(Data excerpts)
——————————
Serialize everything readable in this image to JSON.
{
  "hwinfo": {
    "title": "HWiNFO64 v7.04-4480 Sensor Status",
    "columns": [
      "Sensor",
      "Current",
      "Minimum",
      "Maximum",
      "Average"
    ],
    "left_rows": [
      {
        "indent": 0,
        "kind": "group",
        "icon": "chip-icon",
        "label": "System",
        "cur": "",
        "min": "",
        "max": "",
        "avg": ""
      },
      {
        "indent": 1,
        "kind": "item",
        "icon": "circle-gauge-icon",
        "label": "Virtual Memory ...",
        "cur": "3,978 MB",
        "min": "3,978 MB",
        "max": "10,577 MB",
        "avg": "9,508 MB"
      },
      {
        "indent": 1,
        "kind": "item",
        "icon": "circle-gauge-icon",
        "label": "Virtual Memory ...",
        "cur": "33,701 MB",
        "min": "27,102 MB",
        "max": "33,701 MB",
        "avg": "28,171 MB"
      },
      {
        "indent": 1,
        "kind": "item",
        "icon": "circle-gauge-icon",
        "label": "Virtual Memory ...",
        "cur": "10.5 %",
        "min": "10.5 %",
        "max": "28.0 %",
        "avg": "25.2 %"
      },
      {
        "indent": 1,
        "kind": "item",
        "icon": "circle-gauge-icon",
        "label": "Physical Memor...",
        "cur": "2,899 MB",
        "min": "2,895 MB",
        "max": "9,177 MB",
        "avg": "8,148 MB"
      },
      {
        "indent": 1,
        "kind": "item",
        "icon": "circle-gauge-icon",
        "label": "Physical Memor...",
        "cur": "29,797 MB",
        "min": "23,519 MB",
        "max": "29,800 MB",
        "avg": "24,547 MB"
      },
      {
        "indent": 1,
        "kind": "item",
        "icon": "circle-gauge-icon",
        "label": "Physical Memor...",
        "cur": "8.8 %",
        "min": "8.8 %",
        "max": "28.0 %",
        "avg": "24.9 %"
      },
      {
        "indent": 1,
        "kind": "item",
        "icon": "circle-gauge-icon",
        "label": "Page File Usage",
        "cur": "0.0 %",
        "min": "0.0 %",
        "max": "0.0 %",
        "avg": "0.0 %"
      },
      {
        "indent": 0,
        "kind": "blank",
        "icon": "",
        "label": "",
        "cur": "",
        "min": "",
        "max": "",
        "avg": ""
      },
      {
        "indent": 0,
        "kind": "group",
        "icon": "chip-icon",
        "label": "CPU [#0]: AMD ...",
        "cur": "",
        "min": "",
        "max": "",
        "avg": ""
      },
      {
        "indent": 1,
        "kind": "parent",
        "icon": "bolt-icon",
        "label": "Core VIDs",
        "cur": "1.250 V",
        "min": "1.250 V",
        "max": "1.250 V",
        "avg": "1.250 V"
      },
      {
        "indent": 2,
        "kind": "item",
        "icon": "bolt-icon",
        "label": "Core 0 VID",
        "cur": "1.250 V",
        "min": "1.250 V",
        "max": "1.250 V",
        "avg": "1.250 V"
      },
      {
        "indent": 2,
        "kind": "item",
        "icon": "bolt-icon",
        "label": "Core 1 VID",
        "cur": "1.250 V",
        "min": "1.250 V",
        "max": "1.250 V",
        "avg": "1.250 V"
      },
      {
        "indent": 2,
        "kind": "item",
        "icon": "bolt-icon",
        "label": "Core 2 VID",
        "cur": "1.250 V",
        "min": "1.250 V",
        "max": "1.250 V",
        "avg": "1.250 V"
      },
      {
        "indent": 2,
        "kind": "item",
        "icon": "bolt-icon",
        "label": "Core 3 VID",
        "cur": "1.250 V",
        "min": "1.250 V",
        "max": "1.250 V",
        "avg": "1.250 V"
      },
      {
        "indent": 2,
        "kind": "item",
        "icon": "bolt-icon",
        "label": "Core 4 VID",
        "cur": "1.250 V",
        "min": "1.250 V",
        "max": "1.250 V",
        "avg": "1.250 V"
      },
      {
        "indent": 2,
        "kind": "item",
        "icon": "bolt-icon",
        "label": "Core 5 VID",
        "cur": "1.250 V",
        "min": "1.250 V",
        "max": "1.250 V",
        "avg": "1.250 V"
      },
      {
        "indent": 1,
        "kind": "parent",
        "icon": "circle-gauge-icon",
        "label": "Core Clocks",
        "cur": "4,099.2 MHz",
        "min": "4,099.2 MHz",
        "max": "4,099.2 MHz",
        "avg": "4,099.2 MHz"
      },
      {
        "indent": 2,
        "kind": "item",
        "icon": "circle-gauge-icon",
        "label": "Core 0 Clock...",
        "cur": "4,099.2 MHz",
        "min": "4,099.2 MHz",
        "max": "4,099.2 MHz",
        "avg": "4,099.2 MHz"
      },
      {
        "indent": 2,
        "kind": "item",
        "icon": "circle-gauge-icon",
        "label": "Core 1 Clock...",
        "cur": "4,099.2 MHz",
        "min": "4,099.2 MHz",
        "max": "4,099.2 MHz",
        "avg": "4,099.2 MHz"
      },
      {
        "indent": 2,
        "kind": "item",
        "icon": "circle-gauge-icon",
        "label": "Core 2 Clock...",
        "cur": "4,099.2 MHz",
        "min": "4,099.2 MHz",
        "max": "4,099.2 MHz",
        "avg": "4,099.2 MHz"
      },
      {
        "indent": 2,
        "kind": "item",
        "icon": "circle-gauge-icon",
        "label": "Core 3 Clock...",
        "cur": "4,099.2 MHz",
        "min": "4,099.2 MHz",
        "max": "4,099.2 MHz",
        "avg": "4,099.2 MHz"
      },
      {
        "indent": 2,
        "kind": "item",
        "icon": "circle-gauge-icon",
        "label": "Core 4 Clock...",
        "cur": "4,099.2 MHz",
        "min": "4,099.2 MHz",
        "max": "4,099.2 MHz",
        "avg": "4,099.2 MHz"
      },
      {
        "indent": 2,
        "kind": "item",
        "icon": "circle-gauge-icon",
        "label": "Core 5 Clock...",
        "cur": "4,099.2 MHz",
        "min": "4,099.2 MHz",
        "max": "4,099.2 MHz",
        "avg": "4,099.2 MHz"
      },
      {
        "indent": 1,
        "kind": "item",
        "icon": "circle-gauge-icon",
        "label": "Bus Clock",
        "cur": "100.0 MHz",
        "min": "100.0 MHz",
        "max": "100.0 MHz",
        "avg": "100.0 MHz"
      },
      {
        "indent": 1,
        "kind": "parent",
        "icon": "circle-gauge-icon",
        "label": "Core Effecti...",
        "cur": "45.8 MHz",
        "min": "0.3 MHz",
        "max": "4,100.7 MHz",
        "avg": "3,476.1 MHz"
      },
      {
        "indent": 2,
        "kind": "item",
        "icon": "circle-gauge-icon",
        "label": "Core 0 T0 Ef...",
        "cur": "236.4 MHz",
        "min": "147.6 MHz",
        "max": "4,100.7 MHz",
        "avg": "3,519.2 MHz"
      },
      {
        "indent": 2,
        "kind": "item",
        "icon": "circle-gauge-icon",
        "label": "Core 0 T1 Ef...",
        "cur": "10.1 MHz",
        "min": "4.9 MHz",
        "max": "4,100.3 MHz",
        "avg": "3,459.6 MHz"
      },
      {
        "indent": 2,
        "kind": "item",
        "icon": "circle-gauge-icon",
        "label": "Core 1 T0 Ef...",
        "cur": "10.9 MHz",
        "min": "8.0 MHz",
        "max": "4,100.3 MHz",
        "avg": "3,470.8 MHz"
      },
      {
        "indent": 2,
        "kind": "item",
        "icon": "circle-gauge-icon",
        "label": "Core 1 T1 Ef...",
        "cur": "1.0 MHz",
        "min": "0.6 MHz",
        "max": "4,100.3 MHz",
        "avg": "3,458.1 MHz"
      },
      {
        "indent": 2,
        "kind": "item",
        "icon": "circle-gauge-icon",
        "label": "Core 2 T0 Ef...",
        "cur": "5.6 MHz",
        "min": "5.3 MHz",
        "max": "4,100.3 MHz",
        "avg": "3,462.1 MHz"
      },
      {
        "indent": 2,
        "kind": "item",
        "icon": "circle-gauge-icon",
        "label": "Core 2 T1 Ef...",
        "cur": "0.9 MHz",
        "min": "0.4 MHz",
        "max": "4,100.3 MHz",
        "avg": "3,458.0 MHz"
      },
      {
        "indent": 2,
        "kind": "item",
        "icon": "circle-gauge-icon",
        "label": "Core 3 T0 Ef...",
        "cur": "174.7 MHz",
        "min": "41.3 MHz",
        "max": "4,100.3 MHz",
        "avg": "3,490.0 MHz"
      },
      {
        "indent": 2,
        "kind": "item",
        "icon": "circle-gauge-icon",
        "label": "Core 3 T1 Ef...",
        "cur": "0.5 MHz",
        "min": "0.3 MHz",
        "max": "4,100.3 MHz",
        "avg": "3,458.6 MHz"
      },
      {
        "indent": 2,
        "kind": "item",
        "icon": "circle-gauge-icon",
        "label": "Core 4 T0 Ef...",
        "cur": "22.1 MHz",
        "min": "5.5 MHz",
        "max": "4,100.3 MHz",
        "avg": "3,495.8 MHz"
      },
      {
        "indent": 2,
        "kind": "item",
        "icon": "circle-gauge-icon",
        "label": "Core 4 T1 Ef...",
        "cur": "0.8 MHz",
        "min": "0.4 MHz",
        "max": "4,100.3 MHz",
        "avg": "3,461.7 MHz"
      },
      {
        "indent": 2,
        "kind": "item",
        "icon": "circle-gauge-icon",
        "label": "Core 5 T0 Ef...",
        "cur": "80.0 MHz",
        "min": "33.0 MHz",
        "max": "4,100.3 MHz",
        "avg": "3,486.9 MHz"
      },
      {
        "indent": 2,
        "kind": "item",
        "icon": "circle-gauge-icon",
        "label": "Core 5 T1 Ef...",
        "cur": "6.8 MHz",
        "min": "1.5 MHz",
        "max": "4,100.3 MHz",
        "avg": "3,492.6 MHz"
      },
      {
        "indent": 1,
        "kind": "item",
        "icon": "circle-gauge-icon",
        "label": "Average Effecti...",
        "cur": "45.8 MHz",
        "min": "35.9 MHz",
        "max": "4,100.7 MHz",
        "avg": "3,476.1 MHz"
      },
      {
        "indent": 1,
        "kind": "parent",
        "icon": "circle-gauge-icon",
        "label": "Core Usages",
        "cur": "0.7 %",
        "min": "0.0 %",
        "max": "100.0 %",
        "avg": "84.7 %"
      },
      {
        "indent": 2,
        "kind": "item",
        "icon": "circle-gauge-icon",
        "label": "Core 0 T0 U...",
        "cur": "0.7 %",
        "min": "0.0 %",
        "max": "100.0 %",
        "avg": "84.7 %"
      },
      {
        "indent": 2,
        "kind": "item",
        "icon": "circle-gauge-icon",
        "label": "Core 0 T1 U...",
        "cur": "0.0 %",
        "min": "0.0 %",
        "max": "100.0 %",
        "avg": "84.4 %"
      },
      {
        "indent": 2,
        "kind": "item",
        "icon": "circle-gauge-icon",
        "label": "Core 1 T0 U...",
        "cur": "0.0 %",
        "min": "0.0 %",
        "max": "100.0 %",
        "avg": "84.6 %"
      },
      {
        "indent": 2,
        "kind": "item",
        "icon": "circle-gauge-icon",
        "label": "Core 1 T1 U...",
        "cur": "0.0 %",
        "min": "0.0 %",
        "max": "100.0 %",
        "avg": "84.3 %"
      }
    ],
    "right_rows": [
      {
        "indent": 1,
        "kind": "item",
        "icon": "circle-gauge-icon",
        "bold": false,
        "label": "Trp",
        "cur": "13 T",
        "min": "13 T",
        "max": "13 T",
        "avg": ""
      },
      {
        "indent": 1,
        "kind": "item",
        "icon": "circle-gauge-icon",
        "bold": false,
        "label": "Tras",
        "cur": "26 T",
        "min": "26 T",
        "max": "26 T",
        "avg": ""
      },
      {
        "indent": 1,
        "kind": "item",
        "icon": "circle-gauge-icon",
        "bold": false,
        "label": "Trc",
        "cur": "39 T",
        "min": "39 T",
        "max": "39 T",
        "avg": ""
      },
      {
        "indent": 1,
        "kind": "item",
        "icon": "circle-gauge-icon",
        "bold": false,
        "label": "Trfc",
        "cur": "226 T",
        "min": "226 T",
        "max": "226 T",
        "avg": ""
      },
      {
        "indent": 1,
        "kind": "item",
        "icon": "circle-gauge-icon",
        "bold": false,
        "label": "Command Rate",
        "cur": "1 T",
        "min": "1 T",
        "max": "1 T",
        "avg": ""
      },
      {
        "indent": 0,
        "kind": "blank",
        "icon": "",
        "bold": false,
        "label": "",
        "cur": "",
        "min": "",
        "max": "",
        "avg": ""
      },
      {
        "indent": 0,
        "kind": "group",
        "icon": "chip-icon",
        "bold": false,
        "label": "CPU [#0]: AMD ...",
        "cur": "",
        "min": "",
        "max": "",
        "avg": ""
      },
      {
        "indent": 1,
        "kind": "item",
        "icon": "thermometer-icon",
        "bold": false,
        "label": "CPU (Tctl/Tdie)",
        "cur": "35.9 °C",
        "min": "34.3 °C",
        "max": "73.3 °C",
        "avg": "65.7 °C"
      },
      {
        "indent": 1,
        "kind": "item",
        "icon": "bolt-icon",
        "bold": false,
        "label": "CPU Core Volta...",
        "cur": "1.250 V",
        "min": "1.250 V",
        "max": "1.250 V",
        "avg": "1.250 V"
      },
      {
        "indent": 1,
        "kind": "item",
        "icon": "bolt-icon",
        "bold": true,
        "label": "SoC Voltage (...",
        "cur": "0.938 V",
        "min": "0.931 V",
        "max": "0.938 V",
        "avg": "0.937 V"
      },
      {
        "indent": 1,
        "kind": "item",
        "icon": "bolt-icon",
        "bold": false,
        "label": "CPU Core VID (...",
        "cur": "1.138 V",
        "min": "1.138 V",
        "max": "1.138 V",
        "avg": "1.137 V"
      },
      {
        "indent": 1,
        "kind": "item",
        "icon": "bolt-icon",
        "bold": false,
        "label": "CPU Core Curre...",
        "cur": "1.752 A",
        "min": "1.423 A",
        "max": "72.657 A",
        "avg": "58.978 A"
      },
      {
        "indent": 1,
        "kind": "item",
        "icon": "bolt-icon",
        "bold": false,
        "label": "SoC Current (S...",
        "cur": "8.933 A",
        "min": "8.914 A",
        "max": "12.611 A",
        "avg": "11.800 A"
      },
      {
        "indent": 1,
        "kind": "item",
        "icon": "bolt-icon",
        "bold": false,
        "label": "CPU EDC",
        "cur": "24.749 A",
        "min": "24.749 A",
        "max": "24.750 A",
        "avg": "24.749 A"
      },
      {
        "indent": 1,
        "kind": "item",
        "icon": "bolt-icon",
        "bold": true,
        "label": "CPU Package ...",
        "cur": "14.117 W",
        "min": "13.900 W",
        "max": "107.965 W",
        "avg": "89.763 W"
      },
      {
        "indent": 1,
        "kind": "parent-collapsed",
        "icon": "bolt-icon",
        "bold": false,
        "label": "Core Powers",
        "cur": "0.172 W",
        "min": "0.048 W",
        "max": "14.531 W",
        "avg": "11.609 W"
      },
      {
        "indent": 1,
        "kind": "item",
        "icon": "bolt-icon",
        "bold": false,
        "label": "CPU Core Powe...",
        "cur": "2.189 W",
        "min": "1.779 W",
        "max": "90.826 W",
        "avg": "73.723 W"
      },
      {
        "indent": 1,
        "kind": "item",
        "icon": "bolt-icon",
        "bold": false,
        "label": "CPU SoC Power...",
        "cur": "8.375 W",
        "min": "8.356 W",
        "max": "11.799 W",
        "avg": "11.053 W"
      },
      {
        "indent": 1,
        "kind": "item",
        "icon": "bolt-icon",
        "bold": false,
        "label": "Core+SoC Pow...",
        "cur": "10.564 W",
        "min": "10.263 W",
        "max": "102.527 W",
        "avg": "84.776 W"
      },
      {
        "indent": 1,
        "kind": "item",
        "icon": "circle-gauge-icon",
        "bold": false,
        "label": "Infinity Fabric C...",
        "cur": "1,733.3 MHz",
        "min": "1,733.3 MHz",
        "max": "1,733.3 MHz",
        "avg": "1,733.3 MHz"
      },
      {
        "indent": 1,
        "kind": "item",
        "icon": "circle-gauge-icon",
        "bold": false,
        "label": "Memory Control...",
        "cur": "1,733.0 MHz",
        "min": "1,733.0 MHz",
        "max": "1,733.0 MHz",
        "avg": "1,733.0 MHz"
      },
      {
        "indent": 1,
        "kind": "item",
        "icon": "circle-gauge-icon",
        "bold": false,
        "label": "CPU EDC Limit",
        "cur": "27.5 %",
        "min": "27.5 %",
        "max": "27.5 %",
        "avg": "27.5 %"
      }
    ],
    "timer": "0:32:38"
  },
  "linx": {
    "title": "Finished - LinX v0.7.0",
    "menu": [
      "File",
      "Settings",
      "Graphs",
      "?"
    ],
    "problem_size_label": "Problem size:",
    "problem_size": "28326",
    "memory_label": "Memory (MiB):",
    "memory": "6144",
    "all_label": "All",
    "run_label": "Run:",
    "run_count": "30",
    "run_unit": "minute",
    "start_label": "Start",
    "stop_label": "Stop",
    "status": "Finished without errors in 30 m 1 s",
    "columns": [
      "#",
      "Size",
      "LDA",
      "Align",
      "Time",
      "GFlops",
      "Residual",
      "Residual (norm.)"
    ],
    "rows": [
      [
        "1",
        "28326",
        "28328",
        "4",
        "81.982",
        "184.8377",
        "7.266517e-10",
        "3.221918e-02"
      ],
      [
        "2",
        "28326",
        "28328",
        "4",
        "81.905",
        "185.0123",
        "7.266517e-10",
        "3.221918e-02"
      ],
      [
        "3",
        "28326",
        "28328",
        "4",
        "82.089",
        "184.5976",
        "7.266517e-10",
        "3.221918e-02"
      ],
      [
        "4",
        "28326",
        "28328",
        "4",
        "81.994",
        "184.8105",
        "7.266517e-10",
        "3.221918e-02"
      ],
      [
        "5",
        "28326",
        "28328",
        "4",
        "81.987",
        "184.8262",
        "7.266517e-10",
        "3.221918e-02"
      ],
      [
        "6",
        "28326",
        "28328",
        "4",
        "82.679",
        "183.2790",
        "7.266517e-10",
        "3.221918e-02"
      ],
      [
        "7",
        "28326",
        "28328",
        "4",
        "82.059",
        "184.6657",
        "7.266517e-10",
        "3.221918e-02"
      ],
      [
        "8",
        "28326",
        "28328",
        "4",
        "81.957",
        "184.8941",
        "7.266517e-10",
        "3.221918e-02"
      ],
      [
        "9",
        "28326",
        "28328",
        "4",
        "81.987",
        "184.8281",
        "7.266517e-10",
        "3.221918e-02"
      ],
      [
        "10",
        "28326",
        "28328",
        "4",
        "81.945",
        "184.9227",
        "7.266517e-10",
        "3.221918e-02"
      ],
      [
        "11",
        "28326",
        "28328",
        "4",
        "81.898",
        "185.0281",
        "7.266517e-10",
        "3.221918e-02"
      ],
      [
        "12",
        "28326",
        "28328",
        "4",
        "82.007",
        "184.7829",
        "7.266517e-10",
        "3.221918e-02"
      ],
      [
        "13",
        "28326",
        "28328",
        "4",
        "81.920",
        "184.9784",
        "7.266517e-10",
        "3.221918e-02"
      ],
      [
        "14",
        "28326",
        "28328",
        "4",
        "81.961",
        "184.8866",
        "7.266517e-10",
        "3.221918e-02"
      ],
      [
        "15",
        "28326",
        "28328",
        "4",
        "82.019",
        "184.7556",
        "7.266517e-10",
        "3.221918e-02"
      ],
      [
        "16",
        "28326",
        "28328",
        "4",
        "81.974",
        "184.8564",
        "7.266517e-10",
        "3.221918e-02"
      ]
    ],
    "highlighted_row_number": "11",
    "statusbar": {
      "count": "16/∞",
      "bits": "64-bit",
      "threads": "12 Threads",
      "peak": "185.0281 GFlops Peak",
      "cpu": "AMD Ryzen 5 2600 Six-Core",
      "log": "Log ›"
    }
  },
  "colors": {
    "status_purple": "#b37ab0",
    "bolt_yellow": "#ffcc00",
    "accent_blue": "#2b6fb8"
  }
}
——————————
• _The task_
Your task is to list each line of the records with the word "Effecti".

• _Task result_
        "label": "Core Effecti...",
        "label": "Average Effecti...",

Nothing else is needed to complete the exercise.